— START RECORDS SUPPLIED —

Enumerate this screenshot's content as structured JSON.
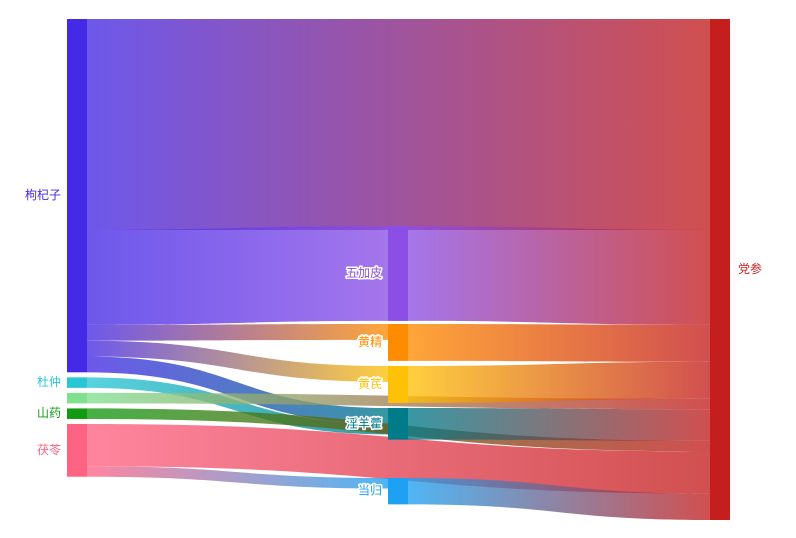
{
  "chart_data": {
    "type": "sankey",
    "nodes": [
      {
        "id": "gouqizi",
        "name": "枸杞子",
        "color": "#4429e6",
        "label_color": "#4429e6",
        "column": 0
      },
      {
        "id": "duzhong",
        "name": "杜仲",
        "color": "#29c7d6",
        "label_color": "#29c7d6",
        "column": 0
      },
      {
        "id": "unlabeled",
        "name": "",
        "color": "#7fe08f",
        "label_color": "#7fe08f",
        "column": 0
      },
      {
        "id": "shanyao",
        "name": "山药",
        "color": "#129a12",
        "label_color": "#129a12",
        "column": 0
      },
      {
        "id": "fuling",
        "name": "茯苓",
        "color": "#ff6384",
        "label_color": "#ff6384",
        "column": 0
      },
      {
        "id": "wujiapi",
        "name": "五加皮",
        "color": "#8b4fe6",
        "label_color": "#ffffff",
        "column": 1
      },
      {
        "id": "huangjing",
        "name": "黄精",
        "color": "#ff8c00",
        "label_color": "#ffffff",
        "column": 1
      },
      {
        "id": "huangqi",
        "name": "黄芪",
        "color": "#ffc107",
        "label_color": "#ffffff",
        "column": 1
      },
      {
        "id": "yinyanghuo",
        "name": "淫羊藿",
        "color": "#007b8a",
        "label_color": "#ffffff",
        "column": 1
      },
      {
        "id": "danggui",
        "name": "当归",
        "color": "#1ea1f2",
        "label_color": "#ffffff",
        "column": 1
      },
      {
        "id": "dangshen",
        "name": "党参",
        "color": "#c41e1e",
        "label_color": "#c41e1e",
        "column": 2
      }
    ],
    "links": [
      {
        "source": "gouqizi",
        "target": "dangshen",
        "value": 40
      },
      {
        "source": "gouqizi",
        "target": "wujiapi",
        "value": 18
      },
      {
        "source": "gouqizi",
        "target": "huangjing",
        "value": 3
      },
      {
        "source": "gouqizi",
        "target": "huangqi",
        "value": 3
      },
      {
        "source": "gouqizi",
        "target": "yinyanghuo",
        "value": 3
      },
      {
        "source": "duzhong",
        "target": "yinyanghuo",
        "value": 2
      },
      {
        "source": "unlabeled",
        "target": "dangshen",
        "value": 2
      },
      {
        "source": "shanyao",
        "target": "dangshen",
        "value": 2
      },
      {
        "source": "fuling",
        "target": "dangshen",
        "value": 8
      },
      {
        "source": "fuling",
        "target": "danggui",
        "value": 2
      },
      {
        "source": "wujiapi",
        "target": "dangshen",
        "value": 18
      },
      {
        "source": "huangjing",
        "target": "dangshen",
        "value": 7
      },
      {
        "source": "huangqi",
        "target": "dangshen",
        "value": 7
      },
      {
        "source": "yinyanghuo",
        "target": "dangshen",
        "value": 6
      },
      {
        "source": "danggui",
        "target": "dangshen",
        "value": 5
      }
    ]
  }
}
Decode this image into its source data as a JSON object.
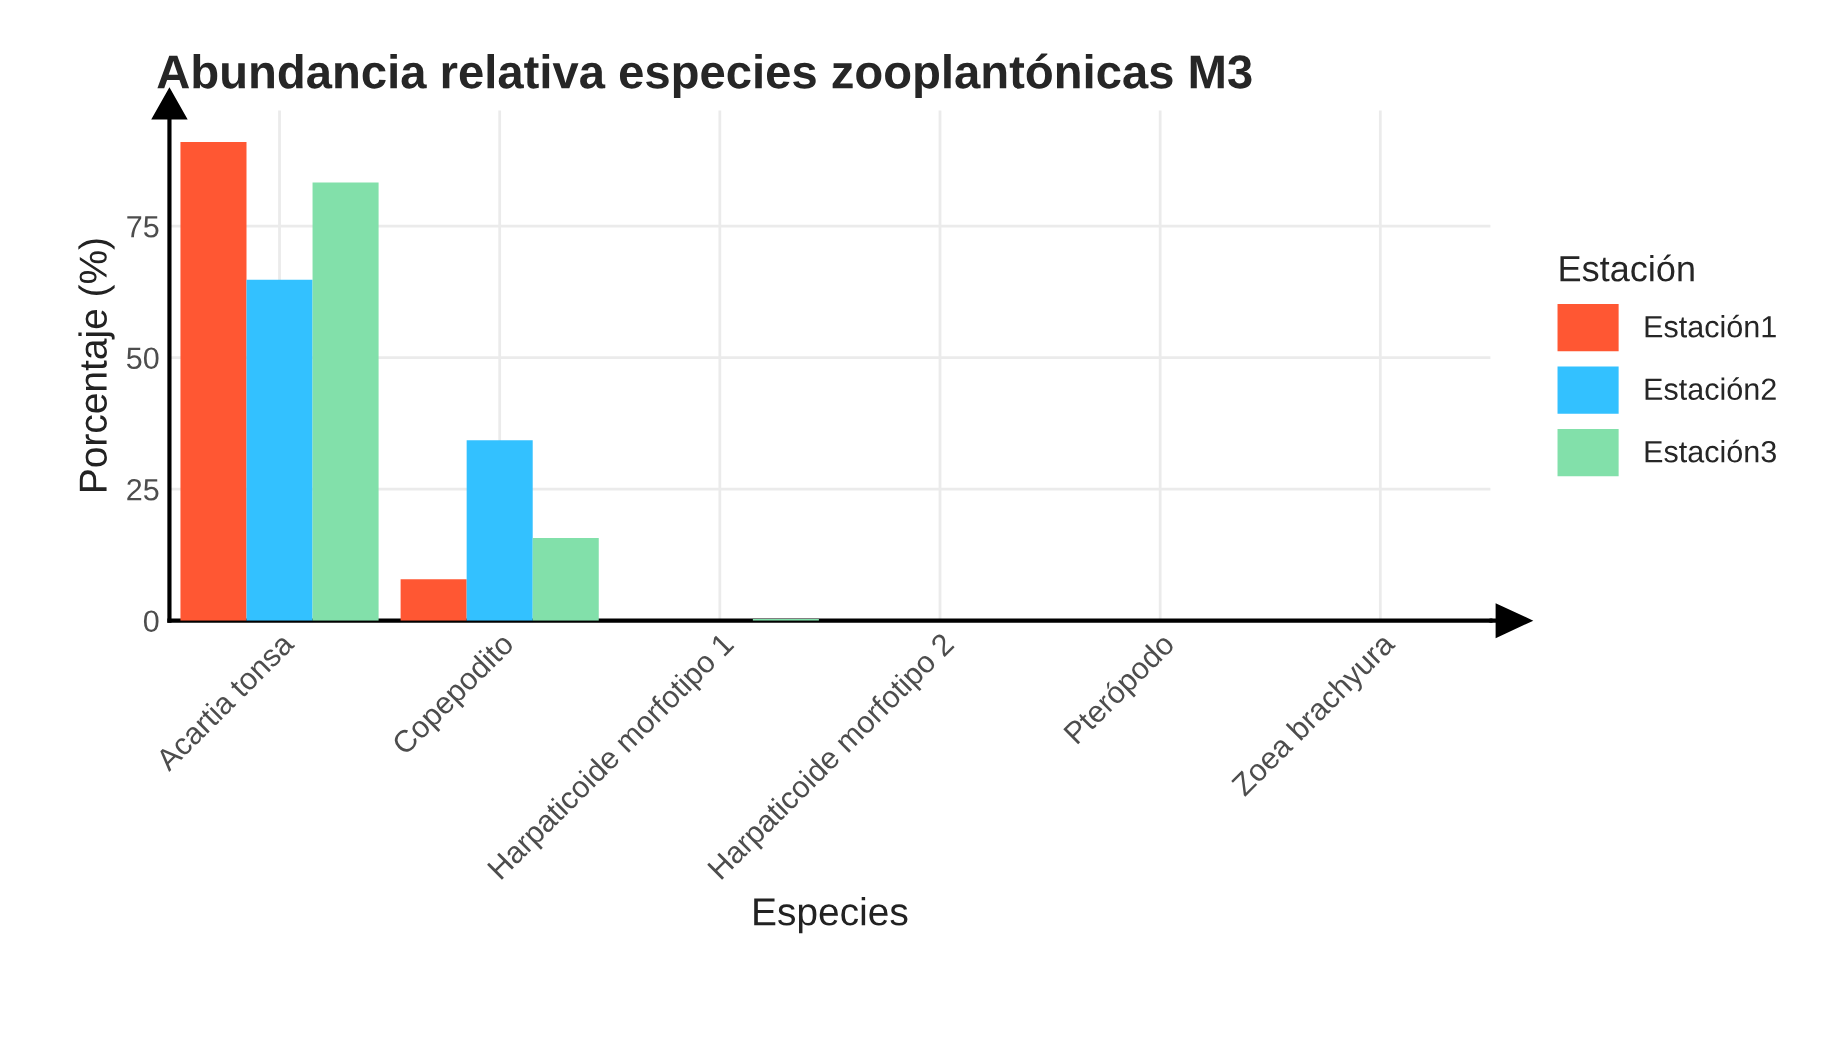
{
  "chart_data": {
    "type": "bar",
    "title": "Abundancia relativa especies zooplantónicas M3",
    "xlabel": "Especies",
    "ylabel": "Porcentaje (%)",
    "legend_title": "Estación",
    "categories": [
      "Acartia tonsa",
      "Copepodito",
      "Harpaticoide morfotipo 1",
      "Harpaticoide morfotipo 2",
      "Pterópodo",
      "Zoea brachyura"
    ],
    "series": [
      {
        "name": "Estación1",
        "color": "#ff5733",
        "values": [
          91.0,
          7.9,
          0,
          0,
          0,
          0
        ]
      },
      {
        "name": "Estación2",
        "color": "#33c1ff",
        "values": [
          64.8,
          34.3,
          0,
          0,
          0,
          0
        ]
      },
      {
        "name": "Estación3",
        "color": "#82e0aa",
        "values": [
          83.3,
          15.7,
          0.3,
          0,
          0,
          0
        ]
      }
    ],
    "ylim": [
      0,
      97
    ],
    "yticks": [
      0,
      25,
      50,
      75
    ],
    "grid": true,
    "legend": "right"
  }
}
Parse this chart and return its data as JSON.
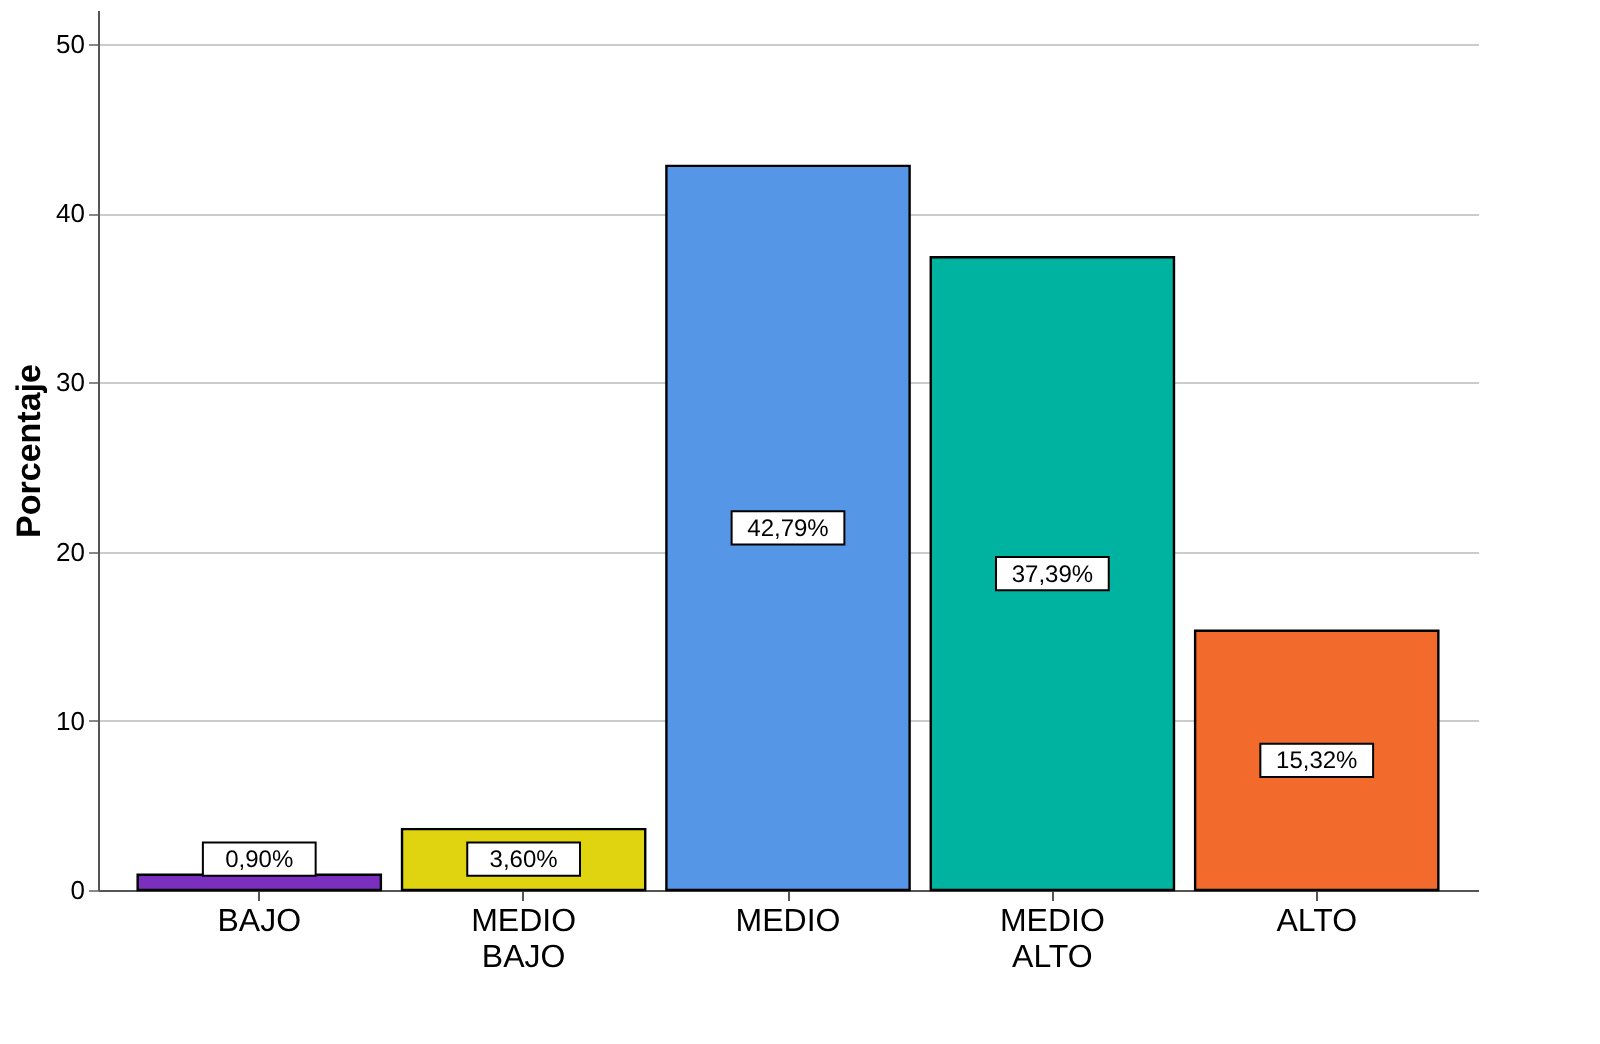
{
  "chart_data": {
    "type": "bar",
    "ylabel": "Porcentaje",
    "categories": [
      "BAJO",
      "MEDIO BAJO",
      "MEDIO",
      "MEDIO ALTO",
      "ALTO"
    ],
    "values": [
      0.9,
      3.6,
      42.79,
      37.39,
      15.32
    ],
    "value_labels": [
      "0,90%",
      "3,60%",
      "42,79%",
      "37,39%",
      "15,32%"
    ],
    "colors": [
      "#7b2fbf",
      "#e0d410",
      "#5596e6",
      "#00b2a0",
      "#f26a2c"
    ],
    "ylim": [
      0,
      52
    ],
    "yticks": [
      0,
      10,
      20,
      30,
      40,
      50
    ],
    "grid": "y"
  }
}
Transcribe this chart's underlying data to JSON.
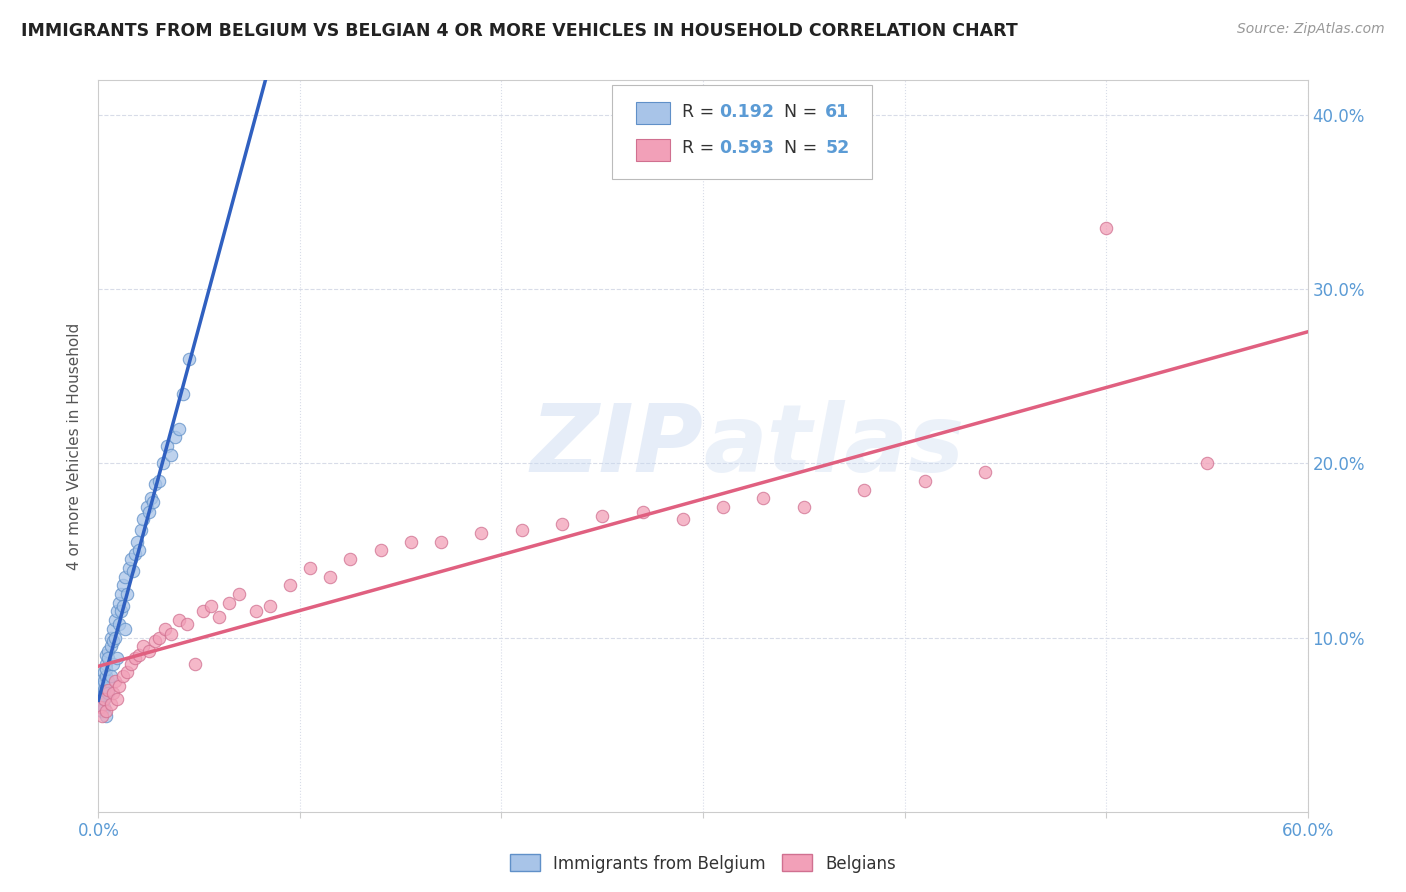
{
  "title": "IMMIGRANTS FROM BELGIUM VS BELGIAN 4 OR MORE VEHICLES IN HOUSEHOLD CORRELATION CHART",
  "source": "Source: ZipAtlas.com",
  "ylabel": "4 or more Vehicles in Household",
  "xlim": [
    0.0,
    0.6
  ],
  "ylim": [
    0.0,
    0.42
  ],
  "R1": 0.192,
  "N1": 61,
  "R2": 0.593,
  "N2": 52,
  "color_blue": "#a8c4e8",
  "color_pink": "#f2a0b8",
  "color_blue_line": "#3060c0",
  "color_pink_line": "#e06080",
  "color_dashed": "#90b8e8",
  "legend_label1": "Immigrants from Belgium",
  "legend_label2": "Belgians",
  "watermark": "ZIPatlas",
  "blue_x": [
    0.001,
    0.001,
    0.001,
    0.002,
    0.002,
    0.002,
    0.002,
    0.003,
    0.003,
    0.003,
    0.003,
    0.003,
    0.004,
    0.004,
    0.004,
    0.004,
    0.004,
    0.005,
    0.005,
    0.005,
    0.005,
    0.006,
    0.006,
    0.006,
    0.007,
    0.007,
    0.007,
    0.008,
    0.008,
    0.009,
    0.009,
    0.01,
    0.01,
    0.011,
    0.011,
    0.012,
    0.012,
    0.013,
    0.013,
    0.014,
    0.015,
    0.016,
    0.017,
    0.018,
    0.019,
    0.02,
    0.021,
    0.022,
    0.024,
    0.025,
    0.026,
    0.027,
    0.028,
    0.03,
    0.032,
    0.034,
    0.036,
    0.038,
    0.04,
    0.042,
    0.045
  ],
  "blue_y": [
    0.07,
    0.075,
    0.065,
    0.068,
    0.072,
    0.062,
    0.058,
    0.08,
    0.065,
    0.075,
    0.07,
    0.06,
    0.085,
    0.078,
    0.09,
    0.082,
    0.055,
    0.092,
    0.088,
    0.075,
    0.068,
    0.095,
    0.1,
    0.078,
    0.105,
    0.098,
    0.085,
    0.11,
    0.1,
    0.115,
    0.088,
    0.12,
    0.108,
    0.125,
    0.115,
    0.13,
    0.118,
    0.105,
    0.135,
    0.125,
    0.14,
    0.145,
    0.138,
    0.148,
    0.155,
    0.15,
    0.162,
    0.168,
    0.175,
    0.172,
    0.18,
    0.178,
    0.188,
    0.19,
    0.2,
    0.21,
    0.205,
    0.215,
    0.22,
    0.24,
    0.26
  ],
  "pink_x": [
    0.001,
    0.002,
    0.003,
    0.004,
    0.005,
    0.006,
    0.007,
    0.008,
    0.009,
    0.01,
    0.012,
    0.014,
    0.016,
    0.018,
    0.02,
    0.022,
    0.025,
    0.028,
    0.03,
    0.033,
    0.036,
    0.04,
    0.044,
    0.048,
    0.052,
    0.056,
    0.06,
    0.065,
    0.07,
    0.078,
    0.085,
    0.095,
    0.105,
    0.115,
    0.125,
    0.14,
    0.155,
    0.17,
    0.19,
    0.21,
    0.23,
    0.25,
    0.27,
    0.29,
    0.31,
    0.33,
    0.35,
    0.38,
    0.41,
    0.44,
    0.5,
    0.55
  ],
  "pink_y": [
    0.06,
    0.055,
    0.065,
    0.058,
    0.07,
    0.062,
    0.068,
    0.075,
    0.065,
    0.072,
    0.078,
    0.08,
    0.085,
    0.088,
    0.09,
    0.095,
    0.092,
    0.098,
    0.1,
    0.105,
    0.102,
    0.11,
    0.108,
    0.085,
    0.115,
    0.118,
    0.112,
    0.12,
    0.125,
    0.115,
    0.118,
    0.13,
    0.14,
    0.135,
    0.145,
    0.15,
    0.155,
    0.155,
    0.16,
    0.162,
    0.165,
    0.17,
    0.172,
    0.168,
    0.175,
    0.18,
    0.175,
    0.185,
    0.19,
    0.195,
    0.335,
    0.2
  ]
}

— END RECORDS SUPPLIED —

REQUEST:
How many lines of these entries hold the string "Harpaticoide"? Answer with the number alone.

RIGHT ANSWER:
2